Description of the task
Copy out all the lines in the records that include the word "gmail".
* Begin Record list *
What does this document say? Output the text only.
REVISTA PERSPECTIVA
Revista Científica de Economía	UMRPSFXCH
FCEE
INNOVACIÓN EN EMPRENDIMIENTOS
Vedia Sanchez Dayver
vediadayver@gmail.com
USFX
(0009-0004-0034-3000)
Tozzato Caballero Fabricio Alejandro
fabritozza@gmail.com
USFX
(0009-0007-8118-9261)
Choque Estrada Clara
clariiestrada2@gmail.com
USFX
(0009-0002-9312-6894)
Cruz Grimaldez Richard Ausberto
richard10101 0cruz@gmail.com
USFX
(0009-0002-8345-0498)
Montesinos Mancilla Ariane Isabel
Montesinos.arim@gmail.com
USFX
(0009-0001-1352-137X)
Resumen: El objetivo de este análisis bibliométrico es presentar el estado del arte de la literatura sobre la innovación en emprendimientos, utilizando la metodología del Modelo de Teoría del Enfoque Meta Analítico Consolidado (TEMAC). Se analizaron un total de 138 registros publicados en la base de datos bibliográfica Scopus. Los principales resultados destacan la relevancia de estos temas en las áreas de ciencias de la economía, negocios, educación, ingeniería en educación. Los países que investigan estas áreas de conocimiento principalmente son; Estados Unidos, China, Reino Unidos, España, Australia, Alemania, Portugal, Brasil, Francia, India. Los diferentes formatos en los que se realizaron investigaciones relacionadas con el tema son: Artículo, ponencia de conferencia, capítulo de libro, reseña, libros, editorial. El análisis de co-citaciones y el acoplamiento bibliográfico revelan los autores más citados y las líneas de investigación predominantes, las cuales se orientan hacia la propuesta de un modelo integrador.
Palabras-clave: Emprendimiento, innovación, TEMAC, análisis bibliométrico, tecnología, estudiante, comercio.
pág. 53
* End Record list *
Reply to the exercise
vediadayver@gmail.com
fabritozza@gmail.com
clariiestrada2@gmail.com
richard10101 0cruz@gmail.com
Montesinos.arim@gmail.com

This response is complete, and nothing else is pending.